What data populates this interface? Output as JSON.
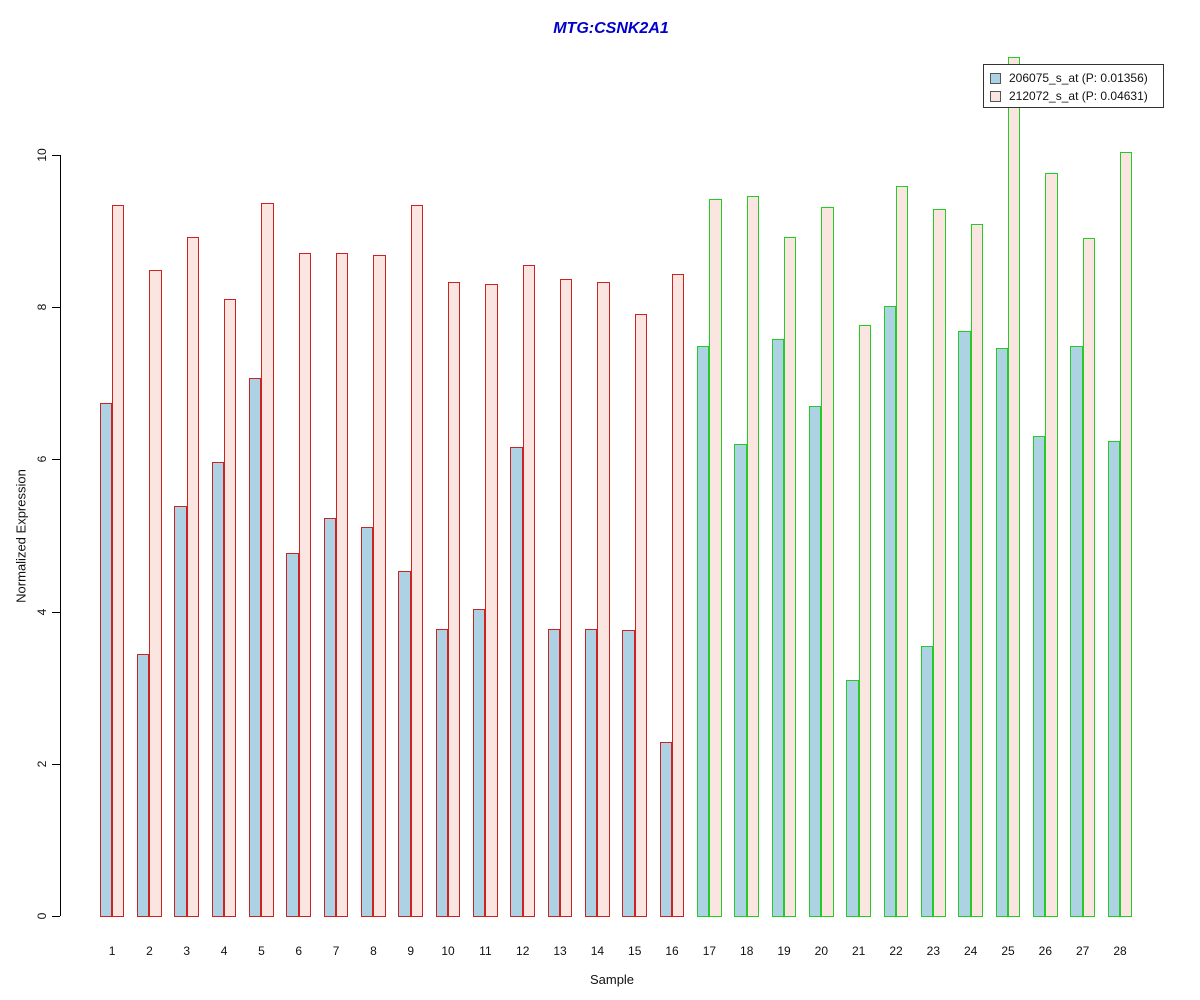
{
  "title_color": "#0000CC",
  "chart_data": {
    "type": "bar",
    "title": "MTG:CSNK2A1",
    "xlabel": "Sample",
    "ylabel": "Normalized Expression",
    "ylim": [
      0,
      11.4
    ],
    "yticks": [
      0,
      2,
      4,
      6,
      8,
      10
    ],
    "grid": false,
    "legend_position": "top-right",
    "categories": [
      "1",
      "2",
      "3",
      "4",
      "5",
      "6",
      "7",
      "8",
      "9",
      "10",
      "11",
      "12",
      "13",
      "14",
      "15",
      "16",
      "17",
      "18",
      "19",
      "20",
      "21",
      "22",
      "23",
      "24",
      "25",
      "26",
      "27",
      "28"
    ],
    "series": [
      {
        "name": "206075_s_at",
        "p_value": 0.01356,
        "legend_label": "206075_s_at (P: 0.01356)",
        "fill_color": "#ADD2E3",
        "values": [
          6.75,
          3.45,
          5.4,
          5.98,
          7.08,
          4.78,
          5.24,
          5.13,
          4.55,
          3.78,
          4.05,
          6.17,
          3.78,
          3.78,
          3.77,
          2.3,
          7.5,
          6.22,
          7.6,
          6.72,
          3.12,
          8.03,
          3.56,
          7.7,
          7.48,
          6.32,
          7.5,
          6.26
        ]
      },
      {
        "name": "212072_s_at",
        "p_value": 0.04631,
        "legend_label": "212072_s_at (P: 0.04631)",
        "fill_color": "#FBE5E1",
        "values": [
          9.35,
          8.5,
          8.93,
          8.12,
          9.38,
          8.72,
          8.72,
          8.7,
          9.35,
          8.34,
          8.32,
          8.57,
          8.39,
          8.35,
          7.92,
          8.45,
          9.43,
          9.47,
          8.93,
          9.33,
          7.78,
          9.6,
          9.3,
          9.1,
          11.3,
          9.78,
          8.92,
          10.05
        ]
      }
    ],
    "bar_border_colors": {
      "samples_1_to_16": "#CC2222",
      "samples_17_to_28": "#22CC22"
    },
    "border_group_split_after_sample": 16
  }
}
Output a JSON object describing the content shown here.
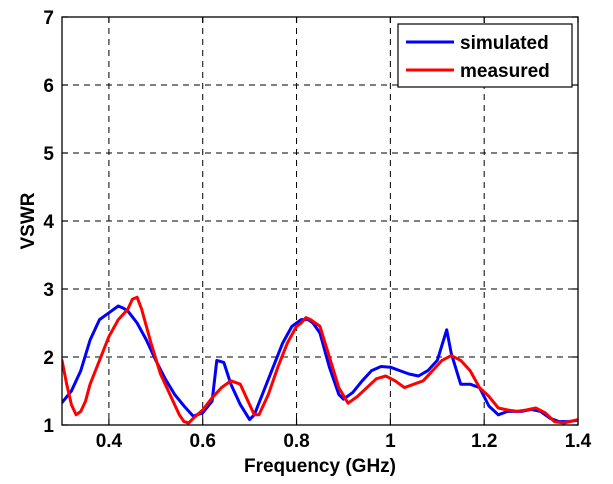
{
  "chart_data": {
    "type": "line",
    "xlabel": "Frequency (GHz)",
    "ylabel": "VSWR",
    "xlim": [
      0.3,
      1.4
    ],
    "ylim": [
      1,
      7
    ],
    "xticks": [
      0.4,
      0.6,
      0.8,
      1,
      1.2,
      1.4
    ],
    "xtick_labels": [
      "0.4",
      "0.6",
      "0.8",
      "1",
      "1.2",
      "1.4"
    ],
    "yticks": [
      1,
      2,
      3,
      4,
      5,
      6,
      7
    ],
    "ytick_labels": [
      "1",
      "2",
      "3",
      "4",
      "5",
      "6",
      "7"
    ],
    "grid": true,
    "legend_position": "top-right",
    "series": [
      {
        "name": "simulated",
        "color": "#0000ff",
        "x": [
          0.3,
          0.32,
          0.34,
          0.36,
          0.38,
          0.4,
          0.42,
          0.43,
          0.44,
          0.46,
          0.48,
          0.5,
          0.52,
          0.54,
          0.56,
          0.58,
          0.6,
          0.62,
          0.63,
          0.645,
          0.66,
          0.68,
          0.7,
          0.71,
          0.73,
          0.75,
          0.77,
          0.79,
          0.81,
          0.825,
          0.835,
          0.85,
          0.87,
          0.89,
          0.9,
          0.92,
          0.94,
          0.96,
          0.98,
          1.0,
          1.02,
          1.04,
          1.06,
          1.08,
          1.1,
          1.12,
          1.13,
          1.15,
          1.17,
          1.19,
          1.21,
          1.23,
          1.25,
          1.28,
          1.3,
          1.32,
          1.34,
          1.36,
          1.38,
          1.4
        ],
        "y": [
          1.33,
          1.5,
          1.8,
          2.25,
          2.55,
          2.65,
          2.75,
          2.72,
          2.68,
          2.5,
          2.25,
          1.95,
          1.68,
          1.45,
          1.28,
          1.13,
          1.18,
          1.35,
          1.95,
          1.92,
          1.6,
          1.3,
          1.08,
          1.15,
          1.5,
          1.85,
          2.2,
          2.45,
          2.55,
          2.55,
          2.5,
          2.35,
          1.85,
          1.45,
          1.38,
          1.48,
          1.65,
          1.8,
          1.86,
          1.85,
          1.8,
          1.75,
          1.72,
          1.8,
          1.95,
          2.4,
          2.05,
          1.6,
          1.6,
          1.55,
          1.28,
          1.15,
          1.2,
          1.2,
          1.23,
          1.2,
          1.1,
          1.05,
          1.05,
          1.07
        ]
      },
      {
        "name": "measured",
        "color": "#ff0000",
        "x": [
          0.3,
          0.31,
          0.32,
          0.33,
          0.34,
          0.35,
          0.36,
          0.38,
          0.4,
          0.42,
          0.44,
          0.45,
          0.46,
          0.47,
          0.49,
          0.51,
          0.53,
          0.55,
          0.56,
          0.57,
          0.58,
          0.6,
          0.62,
          0.64,
          0.66,
          0.68,
          0.7,
          0.71,
          0.72,
          0.74,
          0.76,
          0.78,
          0.8,
          0.81,
          0.82,
          0.83,
          0.85,
          0.87,
          0.89,
          0.91,
          0.93,
          0.95,
          0.97,
          0.99,
          1.01,
          1.03,
          1.05,
          1.07,
          1.09,
          1.11,
          1.13,
          1.15,
          1.17,
          1.19,
          1.21,
          1.23,
          1.25,
          1.27,
          1.29,
          1.31,
          1.33,
          1.35,
          1.37,
          1.4
        ],
        "y": [
          1.95,
          1.6,
          1.3,
          1.15,
          1.2,
          1.35,
          1.6,
          1.95,
          2.3,
          2.55,
          2.7,
          2.85,
          2.88,
          2.7,
          2.2,
          1.75,
          1.45,
          1.15,
          1.05,
          1.03,
          1.1,
          1.22,
          1.4,
          1.55,
          1.65,
          1.6,
          1.3,
          1.15,
          1.15,
          1.45,
          1.85,
          2.2,
          2.45,
          2.5,
          2.58,
          2.55,
          2.45,
          2.0,
          1.55,
          1.32,
          1.42,
          1.55,
          1.68,
          1.72,
          1.65,
          1.55,
          1.6,
          1.65,
          1.8,
          1.95,
          2.02,
          1.95,
          1.8,
          1.55,
          1.42,
          1.25,
          1.22,
          1.2,
          1.22,
          1.25,
          1.18,
          1.05,
          1.03,
          1.08
        ]
      }
    ]
  }
}
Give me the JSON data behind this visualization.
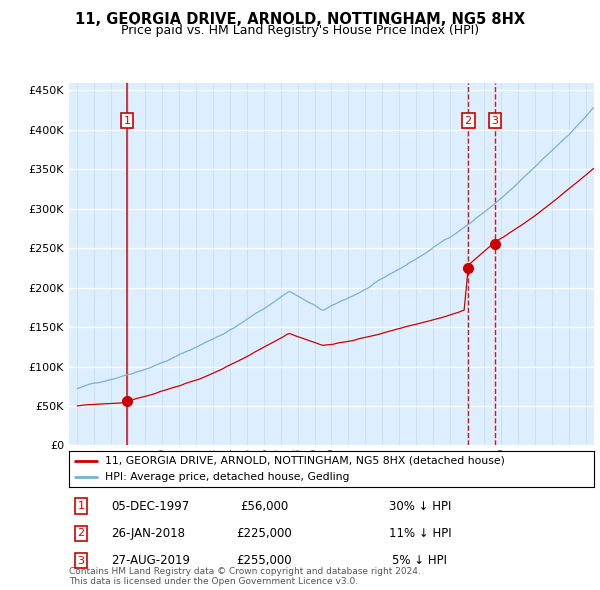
{
  "title": "11, GEORGIA DRIVE, ARNOLD, NOTTINGHAM, NG5 8HX",
  "subtitle": "Price paid vs. HM Land Registry's House Price Index (HPI)",
  "legend_line1": "11, GEORGIA DRIVE, ARNOLD, NOTTINGHAM, NG5 8HX (detached house)",
  "legend_line2": "HPI: Average price, detached house, Gedling",
  "transactions": [
    {
      "num": "1",
      "date": "05-DEC-1997",
      "price": "£56,000",
      "hpi_diff": "30% ↓ HPI",
      "x_year": 1997.92,
      "y_val": 56000,
      "vline_style": "solid"
    },
    {
      "num": "2",
      "date": "26-JAN-2018",
      "price": "£225,000",
      "hpi_diff": "11% ↓ HPI",
      "x_year": 2018.07,
      "y_val": 225000,
      "vline_style": "dashed"
    },
    {
      "num": "3",
      "date": "27-AUG-2019",
      "price": "£255,000",
      "hpi_diff": "5% ↓ HPI",
      "x_year": 2019.65,
      "y_val": 255000,
      "vline_style": "dashed"
    }
  ],
  "footer": "Contains HM Land Registry data © Crown copyright and database right 2024.\nThis data is licensed under the Open Government Licence v3.0.",
  "ylim": [
    0,
    460000
  ],
  "yticks": [
    0,
    50000,
    100000,
    150000,
    200000,
    250000,
    300000,
    350000,
    400000,
    450000
  ],
  "xlim_start": 1994.5,
  "xlim_end": 2025.5,
  "red_line_color": "#cc0000",
  "blue_line_color": "#7ab0d4",
  "bg_color": "#ddeeff",
  "box_color": "#cc0000",
  "vline_color": "#cc0000"
}
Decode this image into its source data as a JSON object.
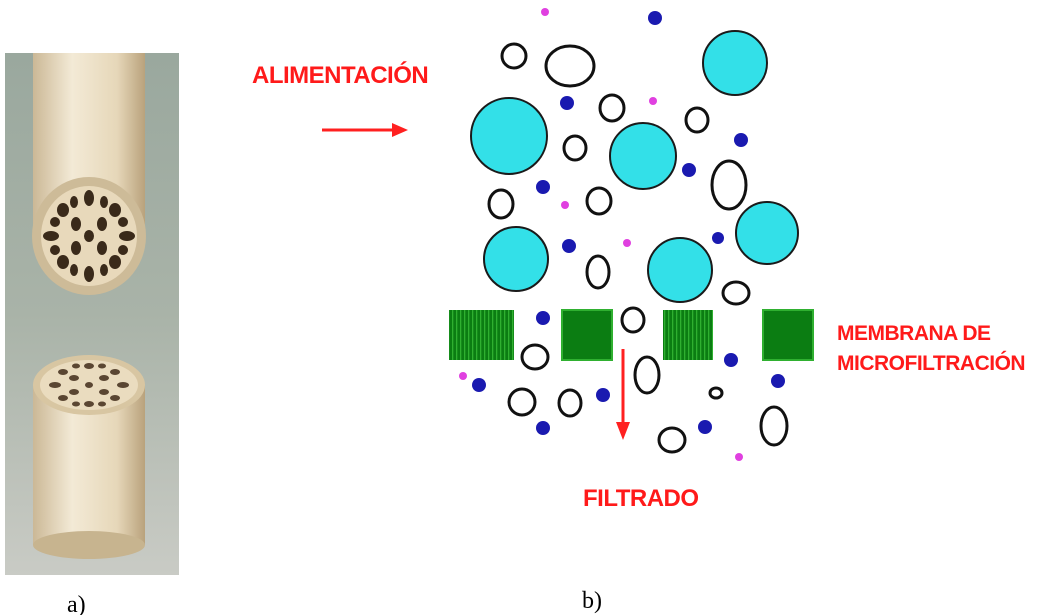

══════════════════════════════

Instruction — Scan the data above; copy every line where "NOTTINGHAM" appears.

Solution to this exercise —
  "title": "11, GEORGIA DRIVE, ARNOLD, NOTTINGHAM, NG5 8HX",
  "legend_line1": "11, GEORGIA DRIVE, ARNOLD, NOTTINGHAM, NG5 8HX (detached house)",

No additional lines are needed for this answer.